Excerpted data:
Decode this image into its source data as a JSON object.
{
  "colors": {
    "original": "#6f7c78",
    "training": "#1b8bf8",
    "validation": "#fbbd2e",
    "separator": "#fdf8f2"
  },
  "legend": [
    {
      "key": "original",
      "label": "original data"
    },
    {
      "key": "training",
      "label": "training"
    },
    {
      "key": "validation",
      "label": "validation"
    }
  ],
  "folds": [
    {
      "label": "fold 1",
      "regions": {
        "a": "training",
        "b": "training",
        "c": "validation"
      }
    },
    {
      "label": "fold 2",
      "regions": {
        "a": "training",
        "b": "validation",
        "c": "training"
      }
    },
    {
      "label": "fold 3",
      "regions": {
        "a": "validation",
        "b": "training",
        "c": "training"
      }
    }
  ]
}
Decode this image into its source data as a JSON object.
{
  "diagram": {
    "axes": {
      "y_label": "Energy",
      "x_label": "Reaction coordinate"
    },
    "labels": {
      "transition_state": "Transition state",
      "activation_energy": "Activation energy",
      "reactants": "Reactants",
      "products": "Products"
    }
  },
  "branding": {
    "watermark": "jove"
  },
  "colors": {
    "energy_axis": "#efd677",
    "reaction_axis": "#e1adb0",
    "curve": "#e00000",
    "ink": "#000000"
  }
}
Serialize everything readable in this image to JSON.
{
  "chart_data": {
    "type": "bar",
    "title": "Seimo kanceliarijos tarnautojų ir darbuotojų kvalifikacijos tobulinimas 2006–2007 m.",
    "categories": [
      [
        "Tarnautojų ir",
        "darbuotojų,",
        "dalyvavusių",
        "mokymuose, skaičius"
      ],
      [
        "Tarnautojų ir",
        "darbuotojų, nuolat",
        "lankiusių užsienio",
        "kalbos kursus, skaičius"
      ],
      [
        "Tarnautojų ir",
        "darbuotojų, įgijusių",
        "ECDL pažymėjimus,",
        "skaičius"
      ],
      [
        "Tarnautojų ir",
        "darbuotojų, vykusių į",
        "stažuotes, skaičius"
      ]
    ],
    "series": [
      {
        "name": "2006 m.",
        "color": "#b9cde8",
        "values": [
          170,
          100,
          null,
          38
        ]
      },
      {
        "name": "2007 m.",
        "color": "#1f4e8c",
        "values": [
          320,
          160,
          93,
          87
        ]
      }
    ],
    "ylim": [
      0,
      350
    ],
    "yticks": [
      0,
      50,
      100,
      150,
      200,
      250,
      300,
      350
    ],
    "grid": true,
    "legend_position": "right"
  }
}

Problem details: Report each line of the material above where the word "original" appears.

Finished task:
    "original": "#6f7c78",
      "key": "original",
      "label": "original data"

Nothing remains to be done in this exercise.